Dataset excerpt:
━━━━

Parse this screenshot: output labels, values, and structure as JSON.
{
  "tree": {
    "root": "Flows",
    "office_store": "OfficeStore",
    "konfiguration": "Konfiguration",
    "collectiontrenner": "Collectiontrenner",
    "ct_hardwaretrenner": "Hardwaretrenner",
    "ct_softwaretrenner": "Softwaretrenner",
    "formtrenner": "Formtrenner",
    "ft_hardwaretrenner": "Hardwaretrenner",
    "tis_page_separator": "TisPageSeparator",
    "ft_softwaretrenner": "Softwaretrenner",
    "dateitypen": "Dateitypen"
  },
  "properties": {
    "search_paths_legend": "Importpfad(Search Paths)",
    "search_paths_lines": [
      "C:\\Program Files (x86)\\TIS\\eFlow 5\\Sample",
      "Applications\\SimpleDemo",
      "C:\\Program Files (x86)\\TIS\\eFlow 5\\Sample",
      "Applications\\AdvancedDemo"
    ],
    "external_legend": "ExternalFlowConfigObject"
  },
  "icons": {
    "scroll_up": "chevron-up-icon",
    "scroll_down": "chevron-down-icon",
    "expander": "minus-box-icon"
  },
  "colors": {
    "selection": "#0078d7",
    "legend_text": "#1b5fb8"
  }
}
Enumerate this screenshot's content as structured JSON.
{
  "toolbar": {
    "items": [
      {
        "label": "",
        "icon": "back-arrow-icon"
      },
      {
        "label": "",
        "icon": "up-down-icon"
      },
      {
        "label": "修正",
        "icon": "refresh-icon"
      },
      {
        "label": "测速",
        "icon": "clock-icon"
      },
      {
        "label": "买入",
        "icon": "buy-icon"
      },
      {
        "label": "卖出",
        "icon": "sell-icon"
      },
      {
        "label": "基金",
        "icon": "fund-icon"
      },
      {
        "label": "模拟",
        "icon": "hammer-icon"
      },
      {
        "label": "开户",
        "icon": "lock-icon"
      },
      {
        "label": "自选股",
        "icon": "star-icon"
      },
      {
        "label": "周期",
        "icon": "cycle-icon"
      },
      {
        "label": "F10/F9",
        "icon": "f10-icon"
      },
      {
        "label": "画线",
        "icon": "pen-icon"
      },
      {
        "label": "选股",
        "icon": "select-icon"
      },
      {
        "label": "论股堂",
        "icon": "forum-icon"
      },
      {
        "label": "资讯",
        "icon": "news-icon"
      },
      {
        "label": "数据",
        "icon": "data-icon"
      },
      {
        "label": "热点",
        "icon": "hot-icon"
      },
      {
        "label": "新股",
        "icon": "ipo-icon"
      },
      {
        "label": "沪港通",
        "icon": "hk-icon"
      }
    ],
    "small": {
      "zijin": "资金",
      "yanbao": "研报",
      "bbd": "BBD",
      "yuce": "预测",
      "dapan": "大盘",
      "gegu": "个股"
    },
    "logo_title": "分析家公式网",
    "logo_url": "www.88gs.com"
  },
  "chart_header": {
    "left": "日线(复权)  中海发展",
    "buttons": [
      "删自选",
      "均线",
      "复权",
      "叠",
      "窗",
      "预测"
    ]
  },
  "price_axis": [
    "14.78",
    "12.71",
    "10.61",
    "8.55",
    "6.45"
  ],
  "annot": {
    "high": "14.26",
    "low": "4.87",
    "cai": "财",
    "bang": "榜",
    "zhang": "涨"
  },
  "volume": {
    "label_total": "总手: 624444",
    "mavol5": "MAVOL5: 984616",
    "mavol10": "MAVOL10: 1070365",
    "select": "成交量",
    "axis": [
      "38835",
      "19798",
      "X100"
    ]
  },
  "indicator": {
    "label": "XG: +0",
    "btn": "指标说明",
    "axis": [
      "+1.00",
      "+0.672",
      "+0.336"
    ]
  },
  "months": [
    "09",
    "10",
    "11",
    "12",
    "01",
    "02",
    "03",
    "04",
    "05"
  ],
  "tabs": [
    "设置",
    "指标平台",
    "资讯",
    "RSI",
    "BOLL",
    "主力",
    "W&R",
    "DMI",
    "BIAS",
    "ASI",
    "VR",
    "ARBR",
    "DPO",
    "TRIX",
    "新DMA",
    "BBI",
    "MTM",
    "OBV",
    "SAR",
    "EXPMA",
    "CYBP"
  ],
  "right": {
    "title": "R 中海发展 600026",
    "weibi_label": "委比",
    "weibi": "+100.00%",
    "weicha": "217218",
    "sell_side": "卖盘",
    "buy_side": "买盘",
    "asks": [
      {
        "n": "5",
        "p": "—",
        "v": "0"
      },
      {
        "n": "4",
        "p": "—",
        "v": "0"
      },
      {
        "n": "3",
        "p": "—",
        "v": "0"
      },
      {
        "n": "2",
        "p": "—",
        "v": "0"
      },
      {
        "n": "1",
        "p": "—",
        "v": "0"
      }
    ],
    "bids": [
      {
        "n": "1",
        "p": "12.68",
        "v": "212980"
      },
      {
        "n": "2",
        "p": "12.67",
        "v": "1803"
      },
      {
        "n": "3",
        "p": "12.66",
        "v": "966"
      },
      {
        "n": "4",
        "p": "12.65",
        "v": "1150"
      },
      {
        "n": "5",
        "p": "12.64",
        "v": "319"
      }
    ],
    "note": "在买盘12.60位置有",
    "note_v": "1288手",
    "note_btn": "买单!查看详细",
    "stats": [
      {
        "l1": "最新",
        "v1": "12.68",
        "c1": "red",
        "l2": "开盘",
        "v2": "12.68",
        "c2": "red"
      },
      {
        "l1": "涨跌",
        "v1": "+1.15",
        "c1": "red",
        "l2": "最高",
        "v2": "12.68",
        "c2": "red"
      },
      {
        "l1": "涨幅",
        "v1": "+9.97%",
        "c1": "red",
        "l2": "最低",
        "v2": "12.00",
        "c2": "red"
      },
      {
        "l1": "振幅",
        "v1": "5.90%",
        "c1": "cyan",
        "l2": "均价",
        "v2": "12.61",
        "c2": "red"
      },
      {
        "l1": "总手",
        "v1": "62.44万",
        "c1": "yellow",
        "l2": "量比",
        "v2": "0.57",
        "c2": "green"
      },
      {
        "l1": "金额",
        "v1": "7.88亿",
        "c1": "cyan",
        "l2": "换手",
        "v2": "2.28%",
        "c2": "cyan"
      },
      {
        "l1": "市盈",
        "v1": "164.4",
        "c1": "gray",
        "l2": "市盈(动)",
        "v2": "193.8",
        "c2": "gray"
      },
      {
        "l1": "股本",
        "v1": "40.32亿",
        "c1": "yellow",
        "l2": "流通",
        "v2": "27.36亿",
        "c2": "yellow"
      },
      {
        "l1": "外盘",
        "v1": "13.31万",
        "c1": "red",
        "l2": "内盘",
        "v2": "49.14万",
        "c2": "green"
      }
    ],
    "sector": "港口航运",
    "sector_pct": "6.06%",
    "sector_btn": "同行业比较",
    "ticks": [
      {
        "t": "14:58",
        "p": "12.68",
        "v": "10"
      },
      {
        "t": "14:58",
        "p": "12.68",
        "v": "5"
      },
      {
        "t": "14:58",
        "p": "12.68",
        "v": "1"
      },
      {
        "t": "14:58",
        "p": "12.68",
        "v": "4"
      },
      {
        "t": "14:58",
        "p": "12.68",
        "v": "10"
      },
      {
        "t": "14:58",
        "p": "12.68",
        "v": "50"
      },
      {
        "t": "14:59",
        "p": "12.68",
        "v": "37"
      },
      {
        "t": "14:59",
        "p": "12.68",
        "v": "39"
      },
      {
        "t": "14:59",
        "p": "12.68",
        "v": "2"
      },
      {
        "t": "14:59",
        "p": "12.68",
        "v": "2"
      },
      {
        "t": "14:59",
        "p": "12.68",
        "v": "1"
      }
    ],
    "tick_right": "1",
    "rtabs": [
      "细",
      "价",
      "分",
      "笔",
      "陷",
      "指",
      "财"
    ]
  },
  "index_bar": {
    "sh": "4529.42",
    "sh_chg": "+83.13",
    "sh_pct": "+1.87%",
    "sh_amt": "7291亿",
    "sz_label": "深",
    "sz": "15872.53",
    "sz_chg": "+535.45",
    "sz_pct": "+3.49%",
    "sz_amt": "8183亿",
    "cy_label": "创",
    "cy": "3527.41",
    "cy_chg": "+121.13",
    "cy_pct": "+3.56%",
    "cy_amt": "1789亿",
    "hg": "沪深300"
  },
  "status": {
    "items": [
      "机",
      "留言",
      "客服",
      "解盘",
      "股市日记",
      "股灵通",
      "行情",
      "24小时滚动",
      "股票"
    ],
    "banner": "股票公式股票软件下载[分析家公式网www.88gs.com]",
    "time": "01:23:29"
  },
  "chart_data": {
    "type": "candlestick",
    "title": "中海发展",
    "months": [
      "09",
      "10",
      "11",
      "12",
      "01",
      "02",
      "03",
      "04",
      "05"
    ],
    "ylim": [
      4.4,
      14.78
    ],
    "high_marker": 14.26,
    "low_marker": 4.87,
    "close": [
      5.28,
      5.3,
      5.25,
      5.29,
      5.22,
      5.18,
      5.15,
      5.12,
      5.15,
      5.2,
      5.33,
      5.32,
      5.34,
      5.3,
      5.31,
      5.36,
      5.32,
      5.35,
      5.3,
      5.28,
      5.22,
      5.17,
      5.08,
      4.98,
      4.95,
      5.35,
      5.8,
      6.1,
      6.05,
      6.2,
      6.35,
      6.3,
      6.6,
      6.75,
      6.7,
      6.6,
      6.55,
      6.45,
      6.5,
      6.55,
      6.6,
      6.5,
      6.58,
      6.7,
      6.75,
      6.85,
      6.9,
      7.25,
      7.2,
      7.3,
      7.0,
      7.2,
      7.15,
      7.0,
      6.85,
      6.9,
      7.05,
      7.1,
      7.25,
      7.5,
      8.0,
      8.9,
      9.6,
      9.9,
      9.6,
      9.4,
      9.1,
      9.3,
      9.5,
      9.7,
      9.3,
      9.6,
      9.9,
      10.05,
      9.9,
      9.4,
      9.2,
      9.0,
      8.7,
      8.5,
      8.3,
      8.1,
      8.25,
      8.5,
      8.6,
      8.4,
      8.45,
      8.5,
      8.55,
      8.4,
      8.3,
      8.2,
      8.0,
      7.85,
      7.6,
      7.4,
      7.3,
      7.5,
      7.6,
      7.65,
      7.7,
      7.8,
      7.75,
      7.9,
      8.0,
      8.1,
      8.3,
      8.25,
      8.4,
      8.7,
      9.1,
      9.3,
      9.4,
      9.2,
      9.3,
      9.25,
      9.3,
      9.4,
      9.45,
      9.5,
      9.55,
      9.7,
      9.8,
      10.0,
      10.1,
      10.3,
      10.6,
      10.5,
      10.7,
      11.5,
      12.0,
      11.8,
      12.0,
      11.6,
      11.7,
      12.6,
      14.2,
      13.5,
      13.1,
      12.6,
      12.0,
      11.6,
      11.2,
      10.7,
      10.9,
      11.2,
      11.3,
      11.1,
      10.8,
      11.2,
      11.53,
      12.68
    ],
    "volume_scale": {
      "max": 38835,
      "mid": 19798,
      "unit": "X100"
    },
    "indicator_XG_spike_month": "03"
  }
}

━━━━

**WHAT THIS TASK INVOLVES**
Pick out every line holding the string "Hardwaretrenner" and return it.

**REPLY**
    "ct_hardwaretrenner": "Hardwaretrenner",
    "ft_hardwaretrenner": "Hardwaretrenner",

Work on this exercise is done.